* BEGIN *
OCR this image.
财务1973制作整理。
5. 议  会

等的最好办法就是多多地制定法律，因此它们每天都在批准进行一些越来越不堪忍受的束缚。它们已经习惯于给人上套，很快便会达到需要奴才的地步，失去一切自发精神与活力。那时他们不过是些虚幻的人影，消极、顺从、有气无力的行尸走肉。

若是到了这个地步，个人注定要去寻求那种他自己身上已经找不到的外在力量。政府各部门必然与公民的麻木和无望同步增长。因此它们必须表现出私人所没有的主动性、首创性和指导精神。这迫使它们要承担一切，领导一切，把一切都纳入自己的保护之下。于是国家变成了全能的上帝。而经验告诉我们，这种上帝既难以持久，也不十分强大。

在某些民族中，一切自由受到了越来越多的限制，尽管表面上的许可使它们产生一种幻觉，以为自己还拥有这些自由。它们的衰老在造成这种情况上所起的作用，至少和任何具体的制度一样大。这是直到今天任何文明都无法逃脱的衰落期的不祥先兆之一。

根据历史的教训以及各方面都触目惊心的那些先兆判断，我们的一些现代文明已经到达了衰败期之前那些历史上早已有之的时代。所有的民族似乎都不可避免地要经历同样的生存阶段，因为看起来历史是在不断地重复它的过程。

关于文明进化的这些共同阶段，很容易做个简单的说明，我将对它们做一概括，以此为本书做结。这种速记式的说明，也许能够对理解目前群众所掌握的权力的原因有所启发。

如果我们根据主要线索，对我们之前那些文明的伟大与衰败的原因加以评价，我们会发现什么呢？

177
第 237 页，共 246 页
* END *
▸ Task objective:
Word for word, quote all of the data above.

▸ In response:
OCR this image.
财务1973制作整理。
5. 议  会

等的最好办法就是多多地制定法律，因此它们每天都在批准进行一些越来越不堪忍受的束缚。它们已经习惯于给人上套，很快便会达到需要奴才的地步，失去一切自发精神与活力。那时他们不过是些虚幻的人影，消极、顺从、有气无力的行尸走肉。

若是到了这个地步，个人注定要去寻求那种他自己身上已经找不到的外在力量。政府各部门必然与公民的麻木和无望同步增长。因此它们必须表现出私人所没有的主动性、首创性和指导精神。这迫使它们要承担一切，领导一切，把一切都纳入自己的保护之下。于是国家变成了全能的上帝。而经验告诉我们，这种上帝既难以持久，也不十分强大。

在某些民族中，一切自由受到了越来越多的限制，尽管表面上的许可使它们产生一种幻觉，以为自己还拥有这些自由。它们的衰老在造成这种情况上所起的作用，至少和任何具体的制度一样大。这是直到今天任何文明都无法逃脱的衰落期的不祥先兆之一。

根据历史的教训以及各方面都触目惊心的那些先兆判断，我们的一些现代文明已经到达了衰败期之前那些历史上早已有之的时代。所有的民族似乎都不可避免地要经历同样的生存阶段，因为看起来历史是在不断地重复它的过程。

关于文明进化的这些共同阶段，很容易做个简单的说明，我将对它们做一概括，以此为本书做结。这种速记式的说明，也许能够对理解目前群众所掌握的权力的原因有所启发。

如果我们根据主要线索，对我们之前那些文明的伟大与衰败的原因加以评价，我们会发现什么呢？

177
第 237 页，共 246 页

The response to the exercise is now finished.